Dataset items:
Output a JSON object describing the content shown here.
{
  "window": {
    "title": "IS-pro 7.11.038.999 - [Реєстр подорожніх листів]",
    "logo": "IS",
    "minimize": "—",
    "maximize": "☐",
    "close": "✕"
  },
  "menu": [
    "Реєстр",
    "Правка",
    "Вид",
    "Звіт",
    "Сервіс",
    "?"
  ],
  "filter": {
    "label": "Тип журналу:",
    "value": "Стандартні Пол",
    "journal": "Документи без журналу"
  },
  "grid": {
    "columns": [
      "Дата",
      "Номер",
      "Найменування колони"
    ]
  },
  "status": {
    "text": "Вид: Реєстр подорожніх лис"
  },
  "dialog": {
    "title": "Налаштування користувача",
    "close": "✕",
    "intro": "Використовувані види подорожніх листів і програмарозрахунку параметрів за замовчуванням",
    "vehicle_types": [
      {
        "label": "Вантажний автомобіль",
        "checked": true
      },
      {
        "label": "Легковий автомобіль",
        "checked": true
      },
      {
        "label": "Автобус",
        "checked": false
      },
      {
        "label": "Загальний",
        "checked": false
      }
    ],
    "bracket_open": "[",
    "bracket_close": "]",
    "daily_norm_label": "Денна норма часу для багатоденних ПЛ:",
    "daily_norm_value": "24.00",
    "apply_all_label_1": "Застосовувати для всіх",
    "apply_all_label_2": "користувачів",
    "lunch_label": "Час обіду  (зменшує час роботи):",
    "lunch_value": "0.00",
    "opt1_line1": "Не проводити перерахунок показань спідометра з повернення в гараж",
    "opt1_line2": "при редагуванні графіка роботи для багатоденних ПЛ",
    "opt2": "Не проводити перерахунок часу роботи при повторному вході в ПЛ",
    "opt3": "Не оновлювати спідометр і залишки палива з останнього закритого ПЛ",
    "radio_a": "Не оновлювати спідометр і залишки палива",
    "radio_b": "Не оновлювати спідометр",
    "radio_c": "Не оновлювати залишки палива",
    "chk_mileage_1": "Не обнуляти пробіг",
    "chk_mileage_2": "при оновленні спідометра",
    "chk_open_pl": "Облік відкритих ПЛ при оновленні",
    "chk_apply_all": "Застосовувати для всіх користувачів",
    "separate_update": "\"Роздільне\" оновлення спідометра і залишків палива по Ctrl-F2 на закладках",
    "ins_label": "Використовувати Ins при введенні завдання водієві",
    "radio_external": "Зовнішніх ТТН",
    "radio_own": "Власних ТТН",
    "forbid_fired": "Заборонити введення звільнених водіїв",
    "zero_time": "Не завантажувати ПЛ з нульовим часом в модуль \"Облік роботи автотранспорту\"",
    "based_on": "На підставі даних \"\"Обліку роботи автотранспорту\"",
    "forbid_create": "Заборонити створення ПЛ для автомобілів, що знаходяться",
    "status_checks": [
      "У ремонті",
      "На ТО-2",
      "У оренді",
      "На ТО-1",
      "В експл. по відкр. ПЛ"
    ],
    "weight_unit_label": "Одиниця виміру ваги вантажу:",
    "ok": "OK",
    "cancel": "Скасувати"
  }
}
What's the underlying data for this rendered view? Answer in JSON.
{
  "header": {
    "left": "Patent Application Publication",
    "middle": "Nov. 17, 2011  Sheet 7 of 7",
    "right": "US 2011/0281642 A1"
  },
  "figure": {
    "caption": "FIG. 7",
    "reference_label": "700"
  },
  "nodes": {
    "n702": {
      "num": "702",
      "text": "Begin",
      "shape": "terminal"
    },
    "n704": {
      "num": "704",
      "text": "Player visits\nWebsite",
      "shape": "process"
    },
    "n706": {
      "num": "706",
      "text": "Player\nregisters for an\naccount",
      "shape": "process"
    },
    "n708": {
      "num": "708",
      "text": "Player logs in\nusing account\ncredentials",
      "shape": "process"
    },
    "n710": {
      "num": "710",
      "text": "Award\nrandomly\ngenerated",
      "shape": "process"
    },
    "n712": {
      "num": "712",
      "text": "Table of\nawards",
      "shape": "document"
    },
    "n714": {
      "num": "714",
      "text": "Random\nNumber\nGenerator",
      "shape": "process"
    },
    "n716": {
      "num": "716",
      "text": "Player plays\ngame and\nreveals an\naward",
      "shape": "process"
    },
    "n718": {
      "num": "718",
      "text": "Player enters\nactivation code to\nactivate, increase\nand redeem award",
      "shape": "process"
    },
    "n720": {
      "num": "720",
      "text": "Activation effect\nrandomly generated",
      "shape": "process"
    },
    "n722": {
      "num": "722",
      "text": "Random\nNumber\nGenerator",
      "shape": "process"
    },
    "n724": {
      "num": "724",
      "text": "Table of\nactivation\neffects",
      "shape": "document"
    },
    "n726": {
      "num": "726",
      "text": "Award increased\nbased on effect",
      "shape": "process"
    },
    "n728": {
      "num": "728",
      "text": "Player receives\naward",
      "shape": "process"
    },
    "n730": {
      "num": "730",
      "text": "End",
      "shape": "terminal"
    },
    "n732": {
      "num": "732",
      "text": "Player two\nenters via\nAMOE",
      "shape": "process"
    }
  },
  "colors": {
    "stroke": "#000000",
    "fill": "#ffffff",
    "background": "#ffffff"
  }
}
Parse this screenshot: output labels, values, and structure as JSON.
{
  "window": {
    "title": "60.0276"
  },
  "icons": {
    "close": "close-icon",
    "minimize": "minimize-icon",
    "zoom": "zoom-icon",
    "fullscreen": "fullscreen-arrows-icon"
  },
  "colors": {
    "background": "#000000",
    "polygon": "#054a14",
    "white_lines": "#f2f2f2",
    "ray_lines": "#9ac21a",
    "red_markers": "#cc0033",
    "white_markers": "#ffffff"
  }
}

TASK TO COMPLETE: Exactly as shown above, return every record.

SOLUTION TO THE PROBLEM:
Output a JSON object describing the content shown here.
{
  "window": {
    "title": "IS-pro 7.11.038.999 - [Реєстр подорожніх листів]",
    "logo": "IS",
    "minimize": "—",
    "maximize": "☐",
    "close": "✕"
  },
  "menu": [
    "Реєстр",
    "Правка",
    "Вид",
    "Звіт",
    "Сервіс",
    "?"
  ],
  "filter": {
    "label": "Тип журналу:",
    "value": "Стандартні Пол",
    "journal": "Документи без журналу"
  },
  "grid": {
    "columns": [
      "Дата",
      "Номер",
      "Найменування колони"
    ]
  },
  "status": {
    "text": "Вид: Реєстр подорожніх лис"
  },
  "dialog": {
    "title": "Налаштування користувача",
    "close": "✕",
    "intro": "Використовувані види подорожніх листів і програмарозрахунку параметрів за замовчуванням",
    "vehicle_types": [
      {
        "label": "Вантажний автомобіль",
        "checked": true
      },
      {
        "label": "Легковий автомобіль",
        "checked": true
      },
      {
        "label": "Автобус",
        "checked": false
      },
      {
        "label": "Загальний",
        "checked": false
      }
    ],
    "bracket_open": "[",
    "bracket_close": "]",
    "daily_norm_label": "Денна норма часу для багатоденних ПЛ:",
    "daily_norm_value": "24.00",
    "apply_all_label_1": "Застосовувати для всіх",
    "apply_all_label_2": "користувачів",
    "lunch_label": "Час обіду  (зменшує час роботи):",
    "lunch_value": "0.00",
    "opt1_line1": "Не проводити перерахунок показань спідометра з повернення в гараж",
    "opt1_line2": "при редагуванні графіка роботи для багатоденних ПЛ",
    "opt2": "Не проводити перерахунок часу роботи при повторному вході в ПЛ",
    "opt3": "Не оновлювати спідометр і залишки палива з останнього закритого ПЛ",
    "radio_a": "Не оновлювати спідометр і залишки палива",
    "radio_b": "Не оновлювати спідометр",
    "radio_c": "Не оновлювати залишки палива",
    "chk_mileage_1": "Не обнуляти пробіг",
    "chk_mileage_2": "при оновленні спідометра",
    "chk_open_pl": "Облік відкритих ПЛ при оновленні",
    "chk_apply_all": "Застосовувати для всіх користувачів",
    "separate_update": "\"Роздільне\" оновлення спідометра і залишків палива по Ctrl-F2 на закладках",
    "ins_label": "Використовувати Ins при введенні завдання водієві",
    "radio_external": "Зовнішніх ТТН",
    "radio_own": "Власних ТТН",
    "forbid_fired": "Заборонити введення звільнених водіїв",
    "zero_time": "Не завантажувати ПЛ з нульовим часом в модуль \"Облік роботи автотранспорту\"",
    "based_on": "На підставі даних \"\"Обліку роботи автотранспорту\"",
    "forbid_create": "Заборонити створення ПЛ для автомобілів, що знаходяться",
    "status_checks": [
      "У ремонті",
      "На ТО-2",
      "У оренді",
      "На ТО-1",
      "В експл. по відкр. ПЛ"
    ],
    "weight_unit_label": "Одиниця виміру ваги вантажу:",
    "ok": "OK",
    "cancel": "Скасувати"
  }
}
What's the underlying data for this rendered view? Answer in JSON.
{
  "header": {
    "left": "Patent Application Publication",
    "middle": "Nov. 17, 2011  Sheet 7 of 7",
    "right": "US 2011/0281642 A1"
  },
  "figure": {
    "caption": "FIG. 7",
    "reference_label": "700"
  },
  "nodes": {
    "n702": {
      "num": "702",
      "text": "Begin",
      "shape": "terminal"
    },
    "n704": {
      "num": "704",
      "text": "Player visits\nWebsite",
      "shape": "process"
    },
    "n706": {
      "num": "706",
      "text": "Player\nregisters for an\naccount",
      "shape": "process"
    },
    "n708": {
      "num": "708",
      "text": "Player logs in\nusing account\ncredentials",
      "shape": "process"
    },
    "n710": {
      "num": "710",
      "text": "Award\nrandomly\ngenerated",
      "shape": "process"
    },
    "n712": {
      "num": "712",
      "text": "Table of\nawards",
      "shape": "document"
    },
    "n714": {
      "num": "714",
      "text": "Random\nNumber\nGenerator",
      "shape": "process"
    },
    "n716": {
      "num": "716",
      "text": "Player plays\ngame and\nreveals an\naward",
      "shape": "process"
    },
    "n718": {
      "num": "718",
      "text": "Player enters\nactivation code to\nactivate, increase\nand redeem award",
      "shape": "process"
    },
    "n720": {
      "num": "720",
      "text": "Activation effect\nrandomly generated",
      "shape": "process"
    },
    "n722": {
      "num": "722",
      "text": "Random\nNumber\nGenerator",
      "shape": "process"
    },
    "n724": {
      "num": "724",
      "text": "Table of\nactivation\neffects",
      "shape": "document"
    },
    "n726": {
      "num": "726",
      "text": "Award increased\nbased on effect",
      "shape": "process"
    },
    "n728": {
      "num": "728",
      "text": "Player receives\naward",
      "shape": "process"
    },
    "n730": {
      "num": "730",
      "text": "End",
      "shape": "terminal"
    },
    "n732": {
      "num": "732",
      "text": "Player two\nenters via\nAMOE",
      "shape": "process"
    }
  },
  "colors": {
    "stroke": "#000000",
    "fill": "#ffffff",
    "background": "#ffffff"
  }
}
Parse this screenshot: output labels, values, and structure as JSON.
{
  "window": {
    "title": "60.0276"
  },
  "icons": {
    "close": "close-icon",
    "minimize": "minimize-icon",
    "zoom": "zoom-icon",
    "fullscreen": "fullscreen-arrows-icon"
  },
  "colors": {
    "background": "#000000",
    "polygon": "#054a14",
    "white_lines": "#f2f2f2",
    "ray_lines": "#9ac21a",
    "red_markers": "#cc0033",
    "white_markers": "#ffffff"
  }
}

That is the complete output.